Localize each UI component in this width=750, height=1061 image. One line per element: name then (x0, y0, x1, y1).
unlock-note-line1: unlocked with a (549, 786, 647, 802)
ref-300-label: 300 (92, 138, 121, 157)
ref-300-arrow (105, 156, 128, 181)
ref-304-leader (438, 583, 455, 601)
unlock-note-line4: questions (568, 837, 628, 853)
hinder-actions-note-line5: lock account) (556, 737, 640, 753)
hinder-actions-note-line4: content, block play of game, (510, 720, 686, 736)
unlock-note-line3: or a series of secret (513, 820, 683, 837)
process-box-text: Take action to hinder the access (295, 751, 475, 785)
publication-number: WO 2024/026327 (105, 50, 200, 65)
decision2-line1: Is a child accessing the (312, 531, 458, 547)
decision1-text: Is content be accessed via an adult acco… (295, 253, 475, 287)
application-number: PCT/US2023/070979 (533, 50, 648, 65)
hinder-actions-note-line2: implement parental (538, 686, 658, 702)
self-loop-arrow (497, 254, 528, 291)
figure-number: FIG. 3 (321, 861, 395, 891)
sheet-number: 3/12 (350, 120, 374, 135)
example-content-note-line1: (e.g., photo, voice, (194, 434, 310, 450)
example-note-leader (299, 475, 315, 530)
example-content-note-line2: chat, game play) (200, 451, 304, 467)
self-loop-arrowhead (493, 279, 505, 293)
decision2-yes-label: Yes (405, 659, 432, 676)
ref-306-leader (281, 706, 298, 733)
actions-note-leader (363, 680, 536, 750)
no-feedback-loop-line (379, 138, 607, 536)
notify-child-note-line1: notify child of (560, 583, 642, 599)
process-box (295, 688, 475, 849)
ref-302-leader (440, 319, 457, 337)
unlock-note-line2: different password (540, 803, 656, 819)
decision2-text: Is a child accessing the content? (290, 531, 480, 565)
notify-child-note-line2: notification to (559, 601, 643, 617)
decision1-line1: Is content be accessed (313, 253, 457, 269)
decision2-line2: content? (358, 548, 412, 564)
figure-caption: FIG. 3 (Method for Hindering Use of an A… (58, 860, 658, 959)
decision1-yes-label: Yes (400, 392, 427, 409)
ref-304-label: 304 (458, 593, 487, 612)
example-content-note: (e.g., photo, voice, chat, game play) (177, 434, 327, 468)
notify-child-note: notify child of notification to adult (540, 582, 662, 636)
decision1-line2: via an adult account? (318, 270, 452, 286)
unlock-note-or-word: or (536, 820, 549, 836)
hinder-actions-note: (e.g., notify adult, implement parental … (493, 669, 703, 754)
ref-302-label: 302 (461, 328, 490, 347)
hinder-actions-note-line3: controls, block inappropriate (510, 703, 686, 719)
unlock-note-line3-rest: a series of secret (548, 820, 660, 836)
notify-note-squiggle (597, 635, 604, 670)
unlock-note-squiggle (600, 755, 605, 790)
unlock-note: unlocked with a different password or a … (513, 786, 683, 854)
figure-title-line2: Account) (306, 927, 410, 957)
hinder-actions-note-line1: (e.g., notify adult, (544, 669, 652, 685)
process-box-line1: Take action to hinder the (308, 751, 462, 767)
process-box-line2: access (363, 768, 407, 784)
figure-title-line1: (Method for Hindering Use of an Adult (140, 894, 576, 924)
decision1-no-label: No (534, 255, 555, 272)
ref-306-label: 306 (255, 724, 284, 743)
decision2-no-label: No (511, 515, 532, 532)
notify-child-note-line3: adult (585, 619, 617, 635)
——
_GIVEN TASK_: Reproduce every line of the listing, substituting "alert" for each occurrence of "notification" and leaving everything else unchanged.

_ANSWER TO THE PROBLEM_:
Localize each UI component in this width=750, height=1061 image. One line per element: name then (x0, y0, x1, y1).
unlock-note-line1: unlocked with a (549, 786, 647, 802)
ref-300-label: 300 (92, 138, 121, 157)
ref-300-arrow (105, 156, 128, 181)
ref-304-leader (438, 583, 455, 601)
unlock-note-line4: questions (568, 837, 628, 853)
hinder-actions-note-line5: lock account) (556, 737, 640, 753)
hinder-actions-note-line4: content, block play of game, (510, 720, 686, 736)
unlock-note-line3: or a series of secret (513, 820, 683, 837)
process-box-text: Take action to hinder the access (295, 751, 475, 785)
publication-number: WO 2024/026327 (105, 50, 200, 65)
decision2-line1: Is a child accessing the (312, 531, 458, 547)
decision1-text: Is content be accessed via an adult acco… (295, 253, 475, 287)
application-number: PCT/US2023/070979 (533, 50, 648, 65)
hinder-actions-note-line2: implement parental (538, 686, 658, 702)
self-loop-arrow (497, 254, 528, 291)
figure-number: FIG. 3 (321, 861, 395, 891)
sheet-number: 3/12 (350, 120, 374, 135)
example-content-note-line1: (e.g., photo, voice, (194, 434, 310, 450)
example-note-leader (299, 475, 315, 530)
example-content-note-line2: chat, game play) (200, 451, 304, 467)
self-loop-arrowhead (493, 279, 505, 293)
decision2-yes-label: Yes (405, 659, 432, 676)
ref-306-leader (281, 706, 298, 733)
actions-note-leader (363, 680, 536, 750)
no-feedback-loop-line (379, 138, 607, 536)
notify-child-note-line1: notify child of (560, 583, 642, 599)
process-box (295, 688, 475, 849)
ref-302-leader (440, 319, 457, 337)
unlock-note-line2: different password (540, 803, 656, 819)
decision2-text: Is a child accessing the content? (290, 531, 480, 565)
notify-child-note-line2: alert to (559, 601, 643, 617)
decision1-line1: Is content be accessed (313, 253, 457, 269)
decision2-line2: content? (358, 548, 412, 564)
figure-caption: FIG. 3 (Method for Hindering Use of an A… (58, 860, 658, 959)
decision1-yes-label: Yes (400, 392, 427, 409)
ref-304-label: 304 (458, 593, 487, 612)
example-content-note: (e.g., photo, voice, chat, game play) (177, 434, 327, 468)
notify-child-note: notify child of alert to adult (540, 582, 662, 636)
decision1-line2: via an adult account? (318, 270, 452, 286)
unlock-note-or-word: or (536, 820, 549, 836)
hinder-actions-note: (e.g., notify adult, implement parental … (493, 669, 703, 754)
ref-302-label: 302 (461, 328, 490, 347)
hinder-actions-note-line3: controls, block inappropriate (510, 703, 686, 719)
unlock-note-line3-rest: a series of secret (548, 820, 660, 836)
notify-note-squiggle (597, 635, 604, 670)
unlock-note-squiggle (600, 755, 605, 790)
unlock-note: unlocked with a different password or a … (513, 786, 683, 854)
figure-title-line2: Account) (306, 927, 410, 957)
hinder-actions-note-line1: (e.g., notify adult, (544, 669, 652, 685)
process-box-line1: Take action to hinder the (308, 751, 462, 767)
process-box-line2: access (363, 768, 407, 784)
figure-title-line1: (Method for Hindering Use of an Adult (140, 894, 576, 924)
decision1-no-label: No (534, 255, 555, 272)
ref-306-label: 306 (255, 724, 284, 743)
decision2-no-label: No (511, 515, 532, 532)
notify-child-note-line3: adult (585, 619, 617, 635)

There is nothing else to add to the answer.